(Collected data entries)
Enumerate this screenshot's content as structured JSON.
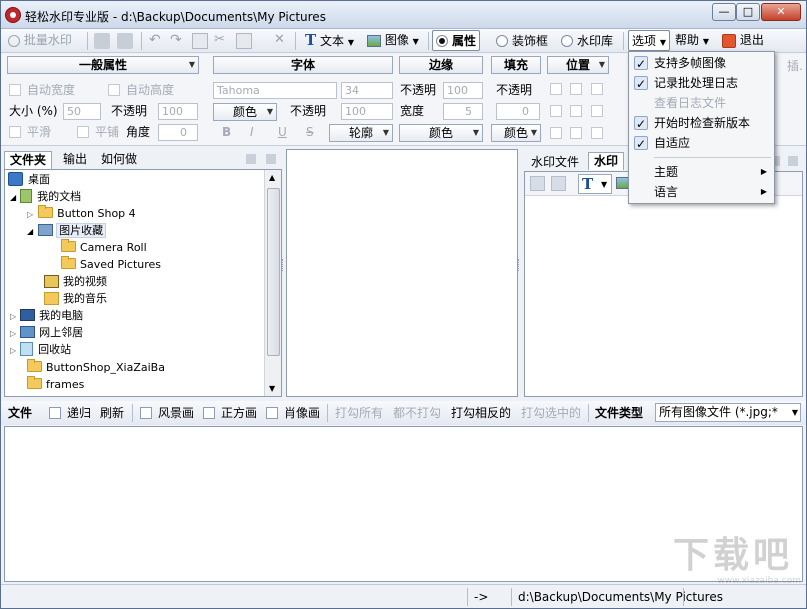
{
  "window": {
    "title": "轻松水印专业版 - d:\\Backup\\Documents\\My Pictures",
    "min_glyph": "—",
    "max_glyph": "□",
    "close_glyph": "✕"
  },
  "toolbar": {
    "batch_label": "批量水印",
    "text_label": "文本",
    "image_label": "图像",
    "props_label": "属性",
    "frame_label": "装饰框",
    "wmlib_label": "水印库",
    "options_label": "选项",
    "help_label": "帮助",
    "exit_label": "退出"
  },
  "props": {
    "headers": {
      "general": "一般属性",
      "font": "字体",
      "border": "边缘",
      "fill": "填充",
      "position": "位置",
      "overflow": "插."
    },
    "auto_width": "自动宽度",
    "auto_height": "自动高度",
    "size_label": "大小 (%)",
    "size_value": "50",
    "opacity_label": "不透明",
    "opacity_value": "100",
    "smooth": "平滑",
    "tile": "平铺",
    "angle_label": "角度",
    "angle_value": "0",
    "font_name": "Tahoma",
    "font_size": "34",
    "color_label": "颜色",
    "font_opacity_label": "不透明",
    "font_opacity_value": "100",
    "bold": "B",
    "italic": "I",
    "underline": "U",
    "strike": "S",
    "outline_label": "轮廓",
    "border_opacity_label": "不透明",
    "border_opacity_value": "100",
    "border_width_label": "宽度",
    "border_width_value": "5",
    "border_color_label": "颜色",
    "fill_opacity_label": "不透明",
    "fill_value": "0",
    "fill_color_label": "颜色"
  },
  "left_pane": {
    "tabs": [
      "文件夹",
      "输出",
      "如何做"
    ],
    "tree": [
      {
        "label": "桌面"
      },
      {
        "label": "我的文档"
      },
      {
        "label": "Button Shop 4"
      },
      {
        "label": "图片收藏"
      },
      {
        "label": "Camera Roll"
      },
      {
        "label": "Saved Pictures"
      },
      {
        "label": "我的视频"
      },
      {
        "label": "我的音乐"
      },
      {
        "label": "我的电脑"
      },
      {
        "label": "网上邻居"
      },
      {
        "label": "回收站"
      },
      {
        "label": "ButtonShop_XiaZaiBa"
      },
      {
        "label": "frames"
      }
    ]
  },
  "right_pane": {
    "tabs": [
      "水印文件",
      "水印"
    ]
  },
  "file_bar": {
    "files_label": "文件",
    "recursive": "递归",
    "refresh": "刷新",
    "landscape": "风景画",
    "square": "正方画",
    "portrait": "肖像画",
    "check_all": "打勾所有",
    "uncheck_all": "都不打勾",
    "invert": "打勾相反的",
    "check_selected": "打勾选中的",
    "file_type_label": "文件类型",
    "file_type_value": "所有图像文件 (*.jpg;*"
  },
  "menu": {
    "items": [
      {
        "label": "支持多帧图像",
        "checked": "✓"
      },
      {
        "label": "记录批处理日志",
        "checked": "✓"
      },
      {
        "label": "查看日志文件",
        "checked": ""
      },
      {
        "label": "开始时检查新版本",
        "checked": "✓"
      },
      {
        "label": "自适应",
        "checked": "✓"
      },
      {
        "label": "主题",
        "submenu": "▶"
      },
      {
        "label": "语言",
        "submenu": "▶"
      }
    ]
  },
  "status": {
    "arrow": "->",
    "path": "d:\\Backup\\Documents\\My Pictures"
  },
  "watermark_text": "下载吧",
  "watermark_url": "www.xiazaiba.com"
}
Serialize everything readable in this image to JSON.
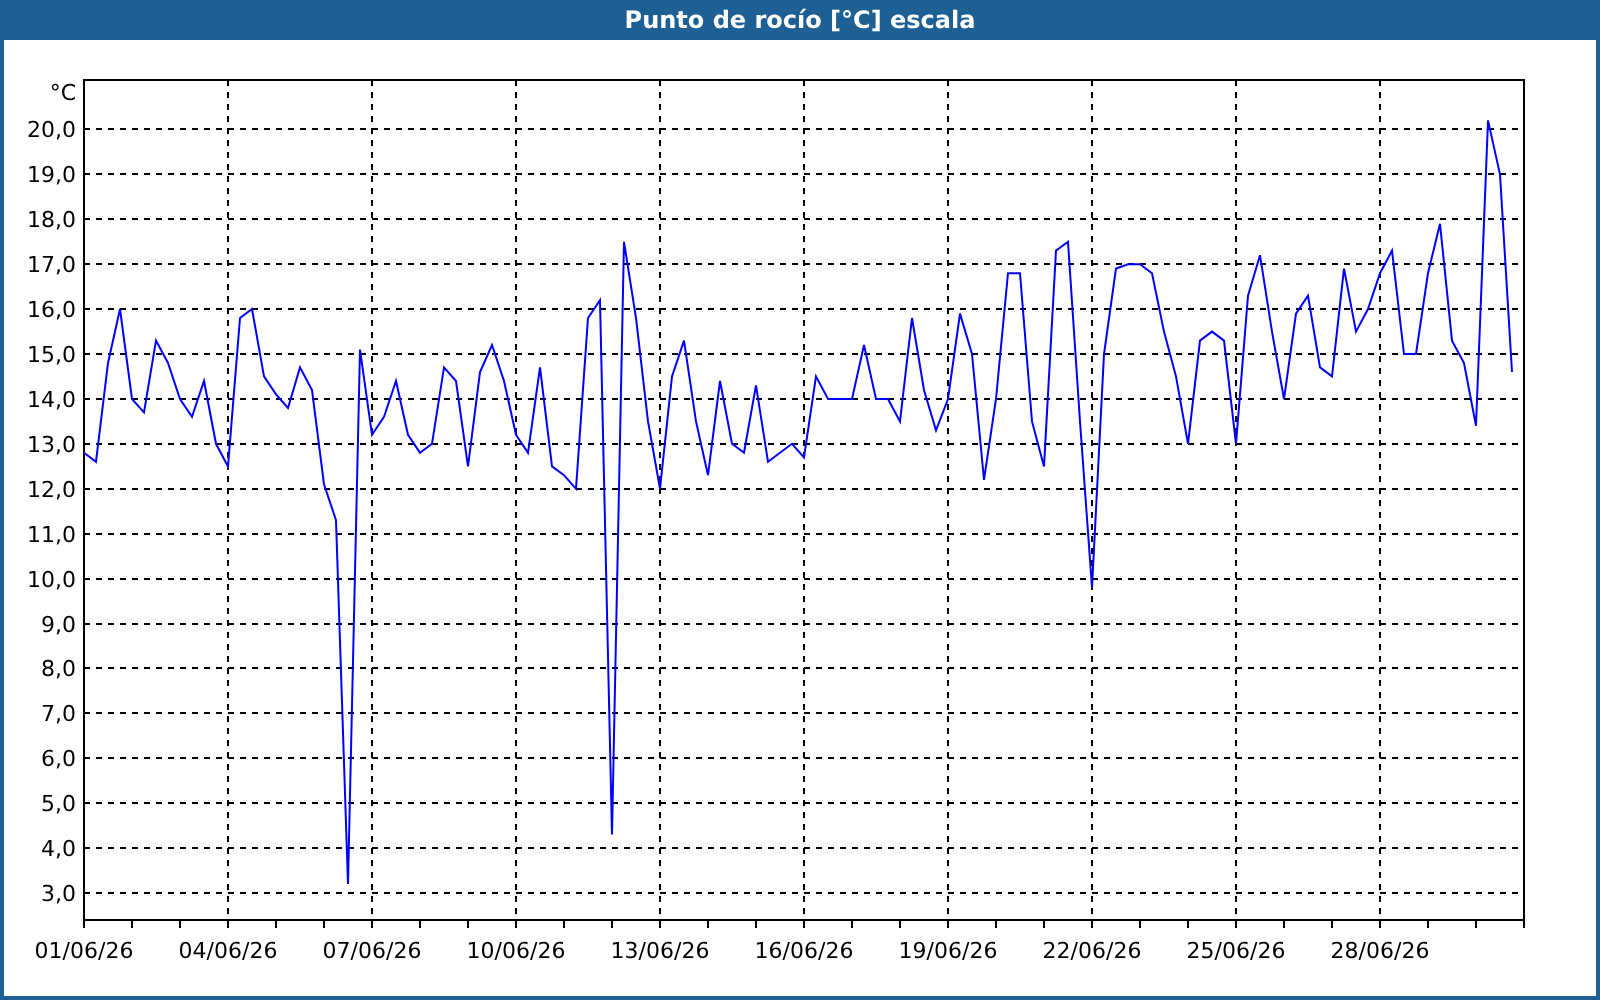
{
  "chart_data": {
    "type": "line",
    "title": "Punto de rocío [°C] escala",
    "ylabel": "°C",
    "grid": true,
    "ylim": [
      2.4,
      21.1
    ],
    "categories": [
      "01/06/26",
      null,
      null,
      null,
      null,
      null,
      null,
      null,
      null,
      null,
      null,
      null,
      "04/06/26",
      null,
      null,
      null,
      null,
      null,
      null,
      null,
      null,
      null,
      null,
      null,
      "07/06/26",
      null,
      null,
      null,
      null,
      null,
      null,
      null,
      null,
      null,
      null,
      null,
      "10/06/26",
      null,
      null,
      null,
      null,
      null,
      null,
      null,
      null,
      null,
      null,
      null,
      "13/06/26",
      null,
      null,
      null,
      null,
      null,
      null,
      null,
      null,
      null,
      null,
      null,
      "16/06/26",
      null,
      null,
      null,
      null,
      null,
      null,
      null,
      null,
      null,
      null,
      null,
      "19/06/26",
      null,
      null,
      null,
      null,
      null,
      null,
      null,
      null,
      null,
      null,
      null,
      "22/06/26",
      null,
      null,
      null,
      null,
      null,
      null,
      null,
      null,
      null,
      null,
      null,
      "25/06/26",
      null,
      null,
      null,
      null,
      null,
      null,
      null,
      null,
      null,
      null,
      null,
      "28/06/26",
      null,
      null,
      null,
      null,
      null,
      null,
      null,
      null,
      null,
      null,
      null
    ],
    "yticks": [
      {
        "value": 3,
        "label": "3,0"
      },
      {
        "value": 4,
        "label": "4,0"
      },
      {
        "value": 5,
        "label": "5,0"
      },
      {
        "value": 6,
        "label": "6,0"
      },
      {
        "value": 7,
        "label": "7,0"
      },
      {
        "value": 8,
        "label": "8,0"
      },
      {
        "value": 9,
        "label": "9,0"
      },
      {
        "value": 10,
        "label": "10,0"
      },
      {
        "value": 11,
        "label": "11,0"
      },
      {
        "value": 12,
        "label": "12,0"
      },
      {
        "value": 13,
        "label": "13,0"
      },
      {
        "value": 14,
        "label": "14,0"
      },
      {
        "value": 15,
        "label": "15,0"
      },
      {
        "value": 16,
        "label": "16,0"
      },
      {
        "value": 17,
        "label": "17,0"
      },
      {
        "value": 18,
        "label": "18,0"
      },
      {
        "value": 19,
        "label": "19,0"
      },
      {
        "value": 20,
        "label": "20,0"
      }
    ],
    "series": [
      {
        "color": "#0000ff",
        "values": [
          12.8,
          12.6,
          14.8,
          16.0,
          14.0,
          13.7,
          15.3,
          14.8,
          14.0,
          13.6,
          14.4,
          13.0,
          12.5,
          15.8,
          16.0,
          14.5,
          14.1,
          13.8,
          14.7,
          14.2,
          12.1,
          11.3,
          3.2,
          15.1,
          13.2,
          13.6,
          14.4,
          13.2,
          12.8,
          13.0,
          14.7,
          14.4,
          12.5,
          14.6,
          15.2,
          14.4,
          13.2,
          12.8,
          14.7,
          12.5,
          12.3,
          12.0,
          15.8,
          16.2,
          4.3,
          17.5,
          15.8,
          13.5,
          12.0,
          14.5,
          15.3,
          13.5,
          12.3,
          14.4,
          13.0,
          12.8,
          14.3,
          12.6,
          12.8,
          13.0,
          12.7,
          14.5,
          14.0,
          14.0,
          14.0,
          15.2,
          14.0,
          14.0,
          13.5,
          15.8,
          14.2,
          13.3,
          14.0,
          15.9,
          15.0,
          12.2,
          14.0,
          16.8,
          16.8,
          13.5,
          12.5,
          17.3,
          17.5,
          13.5,
          9.8,
          15.0,
          16.9,
          17.0,
          17.0,
          16.8,
          15.5,
          14.5,
          13.0,
          15.3,
          15.5,
          15.3,
          13.0,
          16.3,
          17.2,
          15.5,
          14.0,
          15.9,
          16.3,
          14.7,
          14.5,
          16.9,
          15.5,
          16.0,
          16.8,
          17.3,
          15.0,
          15.0,
          16.8,
          17.9,
          15.3,
          14.8,
          13.4,
          20.2,
          19.0,
          14.6
        ]
      }
    ]
  }
}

[Stated problem]: Copy out each line word for word, please, skipping the images.

[Exercise result]:
Enumerate this screenshot's content as structured JSON.
{
  "window": {
    "title": "轻松水印专业版 - d:\\Backup\\Documents\\My Pictures",
    "min_glyph": "—",
    "max_glyph": "□",
    "close_glyph": "✕"
  },
  "toolbar": {
    "batch_label": "批量水印",
    "text_label": "文本",
    "image_label": "图像",
    "props_label": "属性",
    "frame_label": "装饰框",
    "wmlib_label": "水印库",
    "options_label": "选项",
    "help_label": "帮助",
    "exit_label": "退出"
  },
  "props": {
    "headers": {
      "general": "一般属性",
      "font": "字体",
      "border": "边缘",
      "fill": "填充",
      "position": "位置",
      "overflow": "插."
    },
    "auto_width": "自动宽度",
    "auto_height": "自动高度",
    "size_label": "大小 (%)",
    "size_value": "50",
    "opacity_label": "不透明",
    "opacity_value": "100",
    "smooth": "平滑",
    "tile": "平铺",
    "angle_label": "角度",
    "angle_value": "0",
    "font_name": "Tahoma",
    "font_size": "34",
    "color_label": "颜色",
    "font_opacity_label": "不透明",
    "font_opacity_value": "100",
    "bold": "B",
    "italic": "I",
    "underline": "U",
    "strike": "S",
    "outline_label": "轮廓",
    "border_opacity_label": "不透明",
    "border_opacity_value": "100",
    "border_width_label": "宽度",
    "border_width_value": "5",
    "border_color_label": "颜色",
    "fill_opacity_label": "不透明",
    "fill_value": "0",
    "fill_color_label": "颜色"
  },
  "left_pane": {
    "tabs": [
      "文件夹",
      "输出",
      "如何做"
    ],
    "tree": [
      {
        "label": "桌面"
      },
      {
        "label": "我的文档"
      },
      {
        "label": "Button Shop 4"
      },
      {
        "label": "图片收藏"
      },
      {
        "label": "Camera Roll"
      },
      {
        "label": "Saved Pictures"
      },
      {
        "label": "我的视频"
      },
      {
        "label": "我的音乐"
      },
      {
        "label": "我的电脑"
      },
      {
        "label": "网上邻居"
      },
      {
        "label": "回收站"
      },
      {
        "label": "ButtonShop_XiaZaiBa"
      },
      {
        "label": "frames"
      }
    ]
  },
  "right_pane": {
    "tabs": [
      "水印文件",
      "水印"
    ]
  },
  "file_bar": {
    "files_label": "文件",
    "recursive": "递归",
    "refresh": "刷新",
    "landscape": "风景画",
    "square": "正方画",
    "portrait": "肖像画",
    "check_all": "打勾所有",
    "uncheck_all": "都不打勾",
    "invert": "打勾相反的",
    "check_selected": "打勾选中的",
    "file_type_label": "文件类型",
    "file_type_value": "所有图像文件 (*.jpg;*"
  },
  "menu": {
    "items": [
      {
        "label": "支持多帧图像",
        "checked": "✓"
      },
      {
        "label": "记录批处理日志",
        "checked": "✓"
      },
      {
        "label": "查看日志文件",
        "checked": ""
      },
      {
        "label": "开始时检查新版本",
        "checked": "✓"
      },
      {
        "label": "自适应",
        "checked": "✓"
      },
      {
        "label": "主题",
        "submenu": "▶"
      },
      {
        "label": "语言",
        "submenu": "▶"
      }
    ]
  },
  "status": {
    "arrow": "->",
    "path": "d:\\Backup\\Documents\\My Pictures"
  },
  "watermark_text": "下载吧",
  "watermark_url": "www.xiazaiba.com"
}
Serialize everything readable in this image to JSON.
{
  "chart_data": {
    "type": "line",
    "title": "Punto de rocío [°C] escala",
    "ylabel": "°C",
    "grid": true,
    "ylim": [
      2.4,
      21.1
    ],
    "categories": [
      "01/06/26",
      null,
      null,
      null,
      null,
      null,
      null,
      null,
      null,
      null,
      null,
      null,
      "04/06/26",
      null,
      null,
      null,
      null,
      null,
      null,
      null,
      null,
      null,
      null,
      null,
      "07/06/26",
      null,
      null,
      null,
      null,
      null,
      null,
      null,
      null,
      null,
      null,
      null,
      "10/06/26",
      null,
      null,
      null,
      null,
      null,
      null,
      null,
      null,
      null,
      null,
      null,
      "13/06/26",
      null,
      null,
      null,
      null,
      null,
      null,
      null,
      null,
      null,
      null,
      null,
      "16/06/26",
      null,
      null,
      null,
      null,
      null,
      null,
      null,
      null,
      null,
      null,
      null,
      "19/06/26",
      null,
      null,
      null,
      null,
      null,
      null,
      null,
      null,
      null,
      null,
      null,
      "22/06/26",
      null,
      null,
      null,
      null,
      null,
      null,
      null,
      null,
      null,
      null,
      null,
      "25/06/26",
      null,
      null,
      null,
      null,
      null,
      null,
      null,
      null,
      null,
      null,
      null,
      "28/06/26",
      null,
      null,
      null,
      null,
      null,
      null,
      null,
      null,
      null,
      null,
      null
    ],
    "yticks": [
      {
        "value": 3,
        "label": "3,0"
      },
      {
        "value": 4,
        "label": "4,0"
      },
      {
        "value": 5,
        "label": "5,0"
      },
      {
        "value": 6,
        "label": "6,0"
      },
      {
        "value": 7,
        "label": "7,0"
      },
      {
        "value": 8,
        "label": "8,0"
      },
      {
        "value": 9,
        "label": "9,0"
      },
      {
        "value": 10,
        "label": "10,0"
      },
      {
        "value": 11,
        "label": "11,0"
      },
      {
        "value": 12,
        "label": "12,0"
      },
      {
        "value": 13,
        "label": "13,0"
      },
      {
        "value": 14,
        "label": "14,0"
      },
      {
        "value": 15,
        "label": "15,0"
      },
      {
        "value": 16,
        "label": "16,0"
      },
      {
        "value": 17,
        "label": "17,0"
      },
      {
        "value": 18,
        "label": "18,0"
      },
      {
        "value": 19,
        "label": "19,0"
      },
      {
        "value": 20,
        "label": "20,0"
      }
    ],
    "series": [
      {
        "color": "#0000ff",
        "values": [
          12.8,
          12.6,
          14.8,
          16.0,
          14.0,
          13.7,
          15.3,
          14.8,
          14.0,
          13.6,
          14.4,
          13.0,
          12.5,
          15.8,
          16.0,
          14.5,
          14.1,
          13.8,
          14.7,
          14.2,
          12.1,
          11.3,
          3.2,
          15.1,
          13.2,
          13.6,
          14.4,
          13.2,
          12.8,
          13.0,
          14.7,
          14.4,
          12.5,
          14.6,
          15.2,
          14.4,
          13.2,
          12.8,
          14.7,
          12.5,
          12.3,
          12.0,
          15.8,
          16.2,
          4.3,
          17.5,
          15.8,
          13.5,
          12.0,
          14.5,
          15.3,
          13.5,
          12.3,
          14.4,
          13.0,
          12.8,
          14.3,
          12.6,
          12.8,
          13.0,
          12.7,
          14.5,
          14.0,
          14.0,
          14.0,
          15.2,
          14.0,
          14.0,
          13.5,
          15.8,
          14.2,
          13.3,
          14.0,
          15.9,
          15.0,
          12.2,
          14.0,
          16.8,
          16.8,
          13.5,
          12.5,
          17.3,
          17.5,
          13.5,
          9.8,
          15.0,
          16.9,
          17.0,
          17.0,
          16.8,
          15.5,
          14.5,
          13.0,
          15.3,
          15.5,
          15.3,
          13.0,
          16.3,
          17.2,
          15.5,
          14.0,
          15.9,
          16.3,
          14.7,
          14.5,
          16.9,
          15.5,
          16.0,
          16.8,
          17.3,
          15.0,
          15.0,
          16.8,
          17.9,
          15.3,
          14.8,
          13.4,
          20.2,
          19.0,
          14.6
        ]
      }
    ]
  }
}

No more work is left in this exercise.